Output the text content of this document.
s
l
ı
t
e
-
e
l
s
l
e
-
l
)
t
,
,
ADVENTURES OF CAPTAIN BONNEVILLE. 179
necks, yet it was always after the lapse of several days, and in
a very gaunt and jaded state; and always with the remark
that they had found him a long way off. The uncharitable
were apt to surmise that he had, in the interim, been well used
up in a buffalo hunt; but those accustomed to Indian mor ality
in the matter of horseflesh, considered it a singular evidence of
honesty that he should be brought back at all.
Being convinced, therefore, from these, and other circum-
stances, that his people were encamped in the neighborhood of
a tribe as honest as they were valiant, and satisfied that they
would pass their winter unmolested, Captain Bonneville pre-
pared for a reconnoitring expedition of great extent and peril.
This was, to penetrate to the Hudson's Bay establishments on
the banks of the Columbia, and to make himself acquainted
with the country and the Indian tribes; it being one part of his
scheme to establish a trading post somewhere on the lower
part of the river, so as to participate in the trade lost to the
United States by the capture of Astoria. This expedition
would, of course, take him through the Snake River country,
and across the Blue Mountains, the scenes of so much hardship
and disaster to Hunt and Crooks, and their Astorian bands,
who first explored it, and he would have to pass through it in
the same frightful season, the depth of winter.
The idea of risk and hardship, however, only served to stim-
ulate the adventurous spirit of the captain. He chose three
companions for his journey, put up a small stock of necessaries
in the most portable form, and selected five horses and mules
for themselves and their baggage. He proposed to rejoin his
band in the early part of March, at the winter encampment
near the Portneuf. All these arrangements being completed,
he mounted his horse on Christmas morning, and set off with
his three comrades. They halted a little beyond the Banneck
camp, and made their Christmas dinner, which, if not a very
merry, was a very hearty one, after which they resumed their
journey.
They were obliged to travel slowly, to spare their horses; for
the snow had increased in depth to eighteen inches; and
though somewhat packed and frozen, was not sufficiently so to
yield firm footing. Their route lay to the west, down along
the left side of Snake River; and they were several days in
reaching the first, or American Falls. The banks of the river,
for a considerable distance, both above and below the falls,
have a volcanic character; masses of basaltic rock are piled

:::::

**What the task requires**
For each line of the listing that holds the word "depth", show that line.

**Solution to this exercise**
the same frightful season, the depth of winter.
the snow had increased in depth to eighteen inches; and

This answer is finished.